Given instruction: Identify the lines that contain the string "this" and copy all of them.

Records for the exercise:
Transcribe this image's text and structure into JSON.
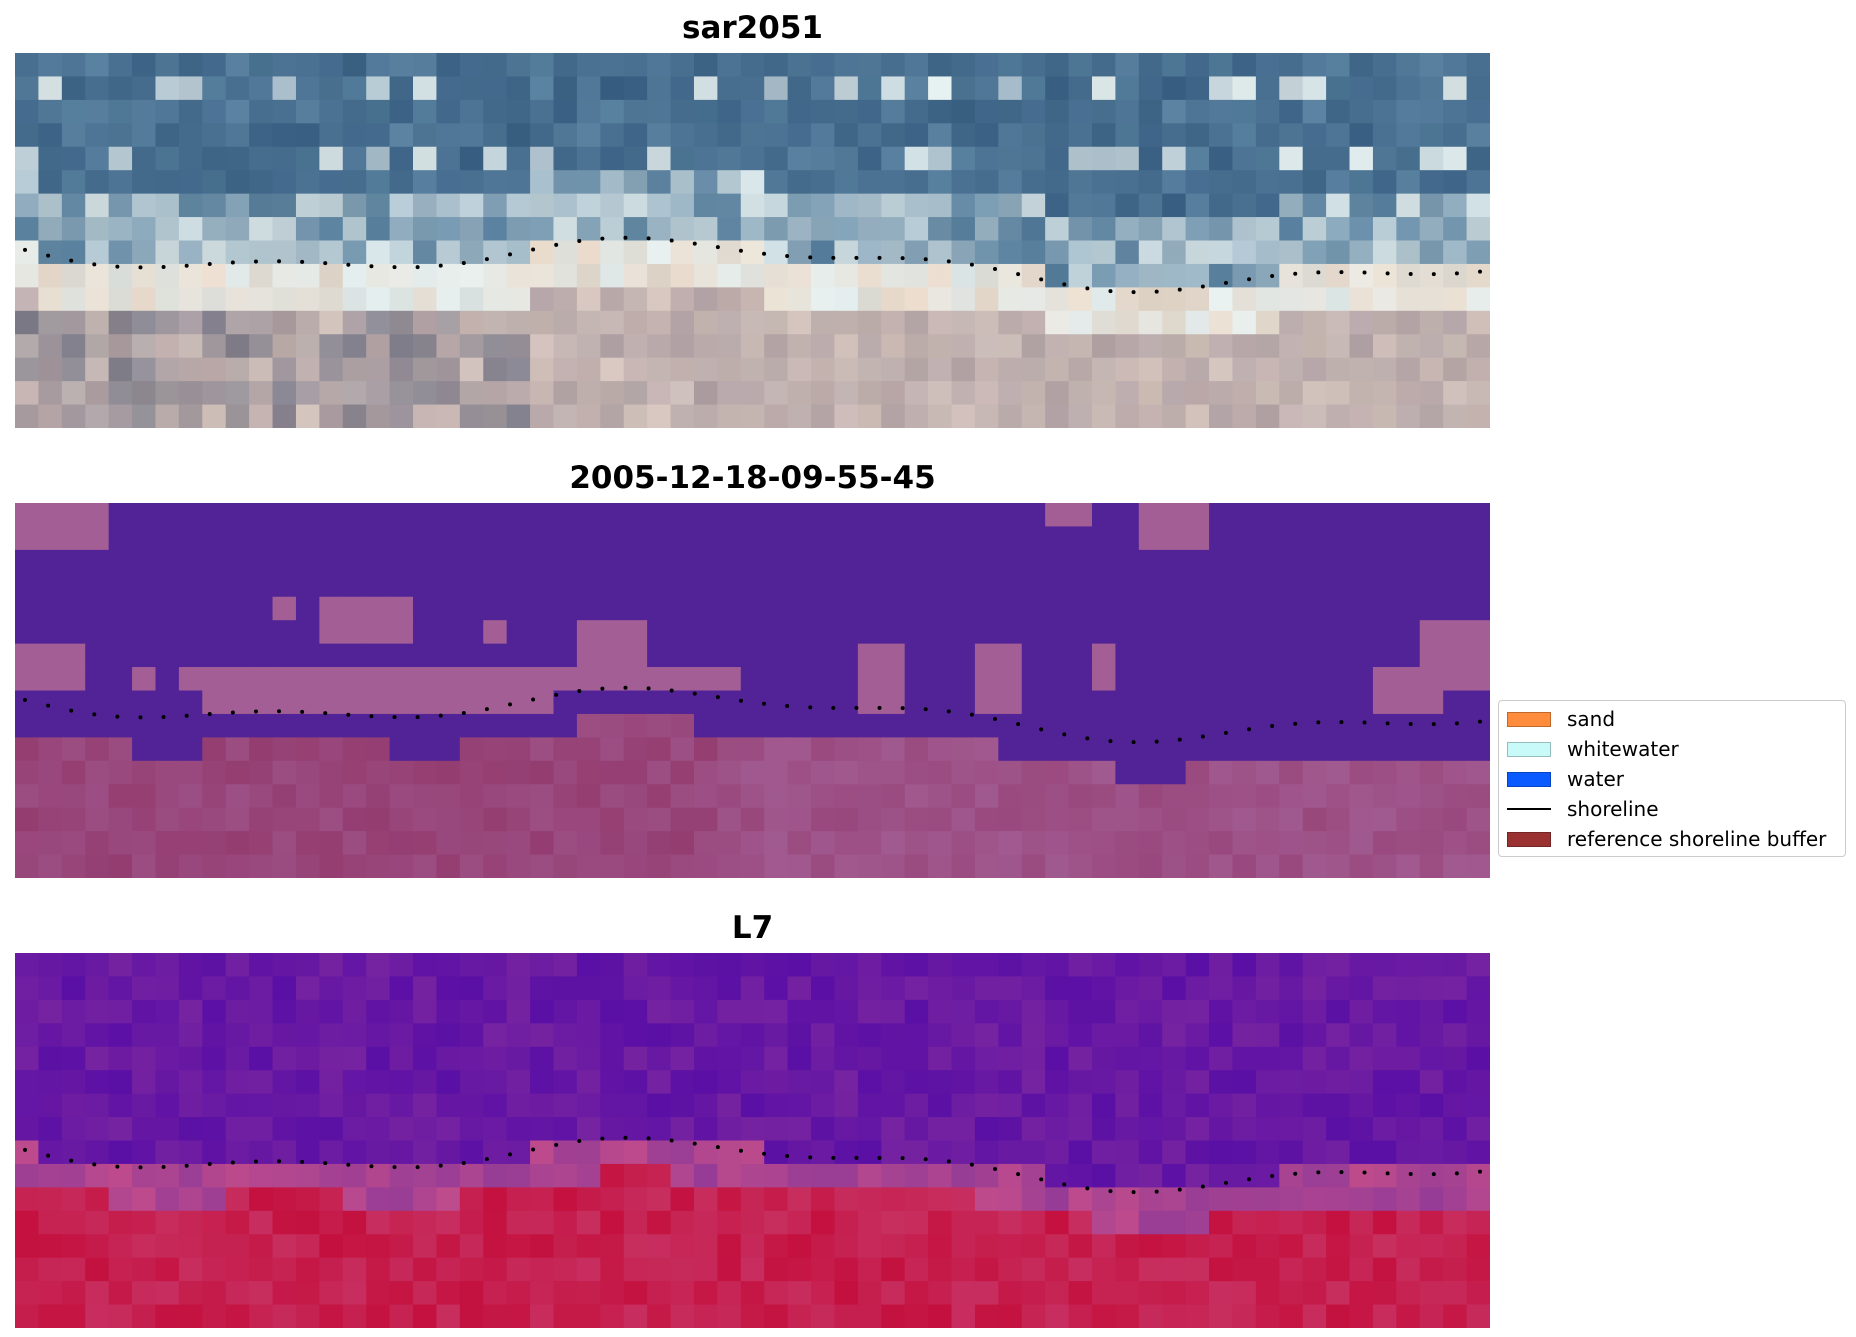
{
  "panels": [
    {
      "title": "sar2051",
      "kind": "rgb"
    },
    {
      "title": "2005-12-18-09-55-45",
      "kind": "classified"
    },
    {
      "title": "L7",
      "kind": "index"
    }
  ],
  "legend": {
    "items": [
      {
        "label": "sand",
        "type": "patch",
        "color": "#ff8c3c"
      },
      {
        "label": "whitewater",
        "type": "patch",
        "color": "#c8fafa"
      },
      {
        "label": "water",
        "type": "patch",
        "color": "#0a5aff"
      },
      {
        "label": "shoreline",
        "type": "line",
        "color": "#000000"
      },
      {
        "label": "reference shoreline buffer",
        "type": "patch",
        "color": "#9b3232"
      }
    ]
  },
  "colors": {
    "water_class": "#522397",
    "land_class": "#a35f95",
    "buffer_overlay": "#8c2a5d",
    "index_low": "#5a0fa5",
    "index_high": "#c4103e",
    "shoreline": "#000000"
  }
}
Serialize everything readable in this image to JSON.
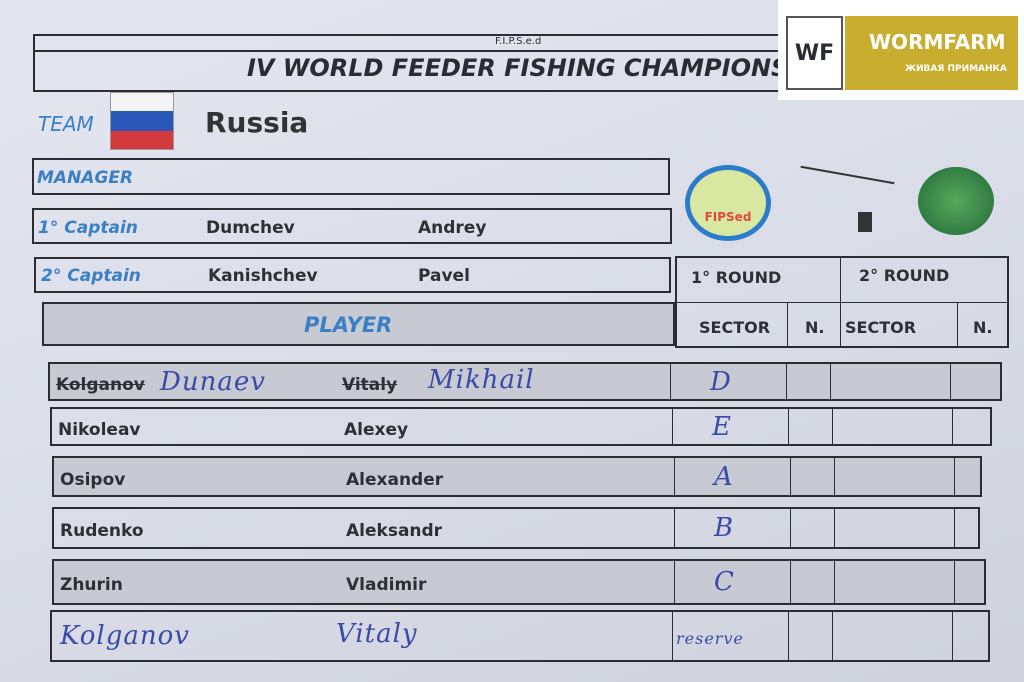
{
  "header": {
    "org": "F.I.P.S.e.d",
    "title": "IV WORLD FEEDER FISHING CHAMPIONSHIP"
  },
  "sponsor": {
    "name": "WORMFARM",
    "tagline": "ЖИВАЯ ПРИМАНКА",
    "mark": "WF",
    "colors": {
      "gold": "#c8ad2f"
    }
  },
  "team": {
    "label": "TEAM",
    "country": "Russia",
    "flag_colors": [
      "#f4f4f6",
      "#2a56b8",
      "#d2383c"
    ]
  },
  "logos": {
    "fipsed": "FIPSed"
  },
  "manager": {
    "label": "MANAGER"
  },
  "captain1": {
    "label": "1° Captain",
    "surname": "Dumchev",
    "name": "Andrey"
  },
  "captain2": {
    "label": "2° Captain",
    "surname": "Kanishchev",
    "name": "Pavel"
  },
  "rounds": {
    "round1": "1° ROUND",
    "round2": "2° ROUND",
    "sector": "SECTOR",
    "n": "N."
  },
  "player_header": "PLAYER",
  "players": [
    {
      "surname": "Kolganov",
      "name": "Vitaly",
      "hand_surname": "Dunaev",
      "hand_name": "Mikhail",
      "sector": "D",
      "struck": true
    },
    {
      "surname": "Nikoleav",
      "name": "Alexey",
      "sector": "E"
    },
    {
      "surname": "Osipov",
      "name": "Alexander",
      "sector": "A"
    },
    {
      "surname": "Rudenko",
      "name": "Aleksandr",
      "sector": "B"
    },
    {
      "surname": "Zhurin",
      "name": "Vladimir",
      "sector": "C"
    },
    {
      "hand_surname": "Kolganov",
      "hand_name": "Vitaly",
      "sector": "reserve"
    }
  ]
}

---

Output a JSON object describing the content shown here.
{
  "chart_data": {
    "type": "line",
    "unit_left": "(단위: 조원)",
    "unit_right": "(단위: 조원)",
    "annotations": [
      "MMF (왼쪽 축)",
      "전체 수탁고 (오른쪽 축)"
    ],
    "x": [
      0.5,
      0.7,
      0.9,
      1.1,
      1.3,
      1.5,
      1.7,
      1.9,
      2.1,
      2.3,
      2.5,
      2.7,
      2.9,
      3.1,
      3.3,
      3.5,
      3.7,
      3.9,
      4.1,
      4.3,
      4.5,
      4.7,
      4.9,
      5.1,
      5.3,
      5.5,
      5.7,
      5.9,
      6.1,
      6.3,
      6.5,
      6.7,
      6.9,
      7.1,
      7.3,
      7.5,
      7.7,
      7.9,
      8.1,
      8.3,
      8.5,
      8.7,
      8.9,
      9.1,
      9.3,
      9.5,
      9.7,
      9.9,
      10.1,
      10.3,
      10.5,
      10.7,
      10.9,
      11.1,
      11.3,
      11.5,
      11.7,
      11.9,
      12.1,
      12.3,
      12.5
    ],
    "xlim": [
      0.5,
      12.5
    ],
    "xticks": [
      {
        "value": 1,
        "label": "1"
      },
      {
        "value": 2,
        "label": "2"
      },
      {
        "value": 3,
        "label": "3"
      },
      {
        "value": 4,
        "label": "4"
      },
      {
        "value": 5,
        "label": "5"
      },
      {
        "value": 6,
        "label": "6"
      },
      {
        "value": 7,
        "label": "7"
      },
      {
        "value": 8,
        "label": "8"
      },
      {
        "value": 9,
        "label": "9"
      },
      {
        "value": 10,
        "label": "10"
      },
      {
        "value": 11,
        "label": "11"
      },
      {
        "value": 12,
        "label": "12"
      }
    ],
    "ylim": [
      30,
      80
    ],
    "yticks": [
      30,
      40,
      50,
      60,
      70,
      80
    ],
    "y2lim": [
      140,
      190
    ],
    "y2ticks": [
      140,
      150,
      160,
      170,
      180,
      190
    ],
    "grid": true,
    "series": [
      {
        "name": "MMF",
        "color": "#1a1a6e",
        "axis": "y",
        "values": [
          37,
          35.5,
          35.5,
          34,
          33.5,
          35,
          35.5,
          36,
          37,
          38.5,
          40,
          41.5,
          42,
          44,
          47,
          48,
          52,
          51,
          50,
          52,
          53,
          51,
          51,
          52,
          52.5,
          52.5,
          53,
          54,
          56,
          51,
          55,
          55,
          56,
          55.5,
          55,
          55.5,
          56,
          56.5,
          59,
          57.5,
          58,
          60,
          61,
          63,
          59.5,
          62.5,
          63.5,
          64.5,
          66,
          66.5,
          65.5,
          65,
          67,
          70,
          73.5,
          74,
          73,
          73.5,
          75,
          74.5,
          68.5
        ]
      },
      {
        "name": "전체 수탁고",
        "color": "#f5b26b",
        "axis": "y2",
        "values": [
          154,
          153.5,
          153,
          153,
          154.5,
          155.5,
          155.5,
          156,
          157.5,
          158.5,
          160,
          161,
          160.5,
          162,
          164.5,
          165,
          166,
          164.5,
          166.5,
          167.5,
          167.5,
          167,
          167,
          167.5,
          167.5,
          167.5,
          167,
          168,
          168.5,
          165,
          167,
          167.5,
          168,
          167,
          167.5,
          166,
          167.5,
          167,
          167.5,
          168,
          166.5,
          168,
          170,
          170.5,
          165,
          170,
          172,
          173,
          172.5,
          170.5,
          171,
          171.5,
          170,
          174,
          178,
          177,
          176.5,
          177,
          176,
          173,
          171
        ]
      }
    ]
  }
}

---

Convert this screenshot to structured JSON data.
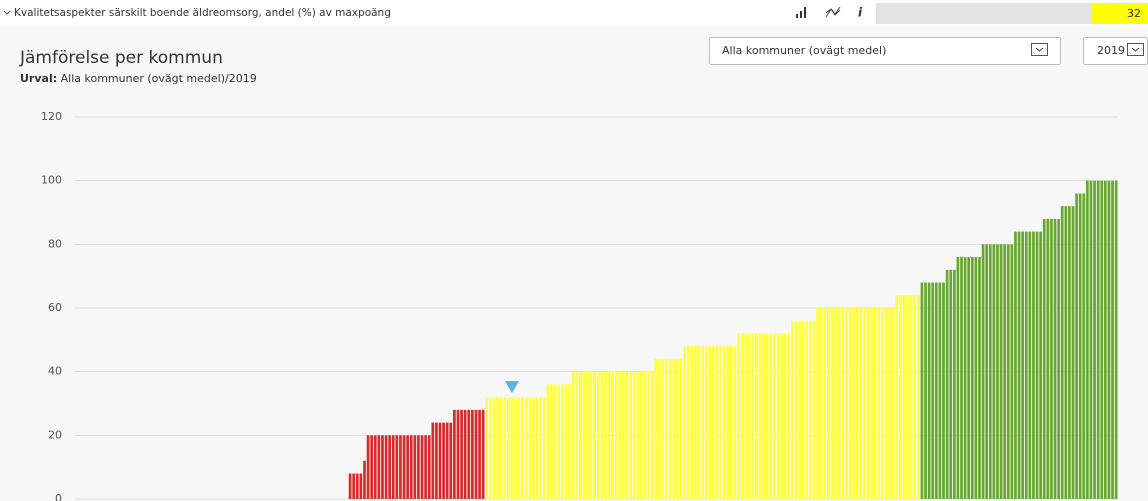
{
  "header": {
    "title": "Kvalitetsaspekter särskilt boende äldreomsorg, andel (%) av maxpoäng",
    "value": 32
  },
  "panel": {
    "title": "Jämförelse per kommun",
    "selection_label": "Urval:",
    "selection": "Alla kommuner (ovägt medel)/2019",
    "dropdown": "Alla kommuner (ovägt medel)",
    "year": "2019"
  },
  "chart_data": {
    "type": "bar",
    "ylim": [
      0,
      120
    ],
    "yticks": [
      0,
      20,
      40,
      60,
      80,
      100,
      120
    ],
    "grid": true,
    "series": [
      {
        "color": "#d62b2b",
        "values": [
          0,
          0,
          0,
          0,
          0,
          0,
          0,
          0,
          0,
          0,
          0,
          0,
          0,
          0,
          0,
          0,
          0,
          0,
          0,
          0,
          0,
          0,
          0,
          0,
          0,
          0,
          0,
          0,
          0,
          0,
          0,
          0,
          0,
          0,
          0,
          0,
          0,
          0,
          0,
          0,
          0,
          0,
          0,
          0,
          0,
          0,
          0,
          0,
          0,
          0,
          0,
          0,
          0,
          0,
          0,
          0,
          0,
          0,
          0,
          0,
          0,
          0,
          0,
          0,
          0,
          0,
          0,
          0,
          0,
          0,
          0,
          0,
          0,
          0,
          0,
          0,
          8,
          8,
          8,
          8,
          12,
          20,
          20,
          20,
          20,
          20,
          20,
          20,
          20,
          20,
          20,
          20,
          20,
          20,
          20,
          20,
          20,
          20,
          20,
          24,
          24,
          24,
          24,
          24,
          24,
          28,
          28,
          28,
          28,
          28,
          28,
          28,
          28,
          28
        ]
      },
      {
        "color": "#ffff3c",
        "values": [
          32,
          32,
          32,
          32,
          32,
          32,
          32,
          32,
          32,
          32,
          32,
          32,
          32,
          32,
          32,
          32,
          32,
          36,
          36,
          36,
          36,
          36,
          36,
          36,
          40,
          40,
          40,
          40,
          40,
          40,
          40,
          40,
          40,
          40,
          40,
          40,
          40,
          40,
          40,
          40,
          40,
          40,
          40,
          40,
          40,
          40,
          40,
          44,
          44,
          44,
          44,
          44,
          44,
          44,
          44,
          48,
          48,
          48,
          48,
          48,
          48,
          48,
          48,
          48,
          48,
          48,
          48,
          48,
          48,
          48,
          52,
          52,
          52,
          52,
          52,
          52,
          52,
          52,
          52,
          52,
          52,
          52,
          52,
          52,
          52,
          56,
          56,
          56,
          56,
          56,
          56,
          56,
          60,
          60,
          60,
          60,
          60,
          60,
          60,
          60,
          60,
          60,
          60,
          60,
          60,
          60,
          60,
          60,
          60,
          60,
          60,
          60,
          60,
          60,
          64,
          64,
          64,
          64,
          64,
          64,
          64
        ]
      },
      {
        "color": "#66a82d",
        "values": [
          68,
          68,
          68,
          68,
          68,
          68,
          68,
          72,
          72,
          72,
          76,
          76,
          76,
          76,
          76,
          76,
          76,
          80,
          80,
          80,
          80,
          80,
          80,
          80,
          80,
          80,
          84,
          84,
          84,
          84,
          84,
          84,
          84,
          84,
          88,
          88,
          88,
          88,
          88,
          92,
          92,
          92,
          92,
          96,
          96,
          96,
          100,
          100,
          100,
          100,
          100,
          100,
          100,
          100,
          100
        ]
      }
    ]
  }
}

Written response:
Transcribe this image's text and structure into JSON.
Serialize everything readable in this image to JSON.
Convert this screenshot to structured JSON data.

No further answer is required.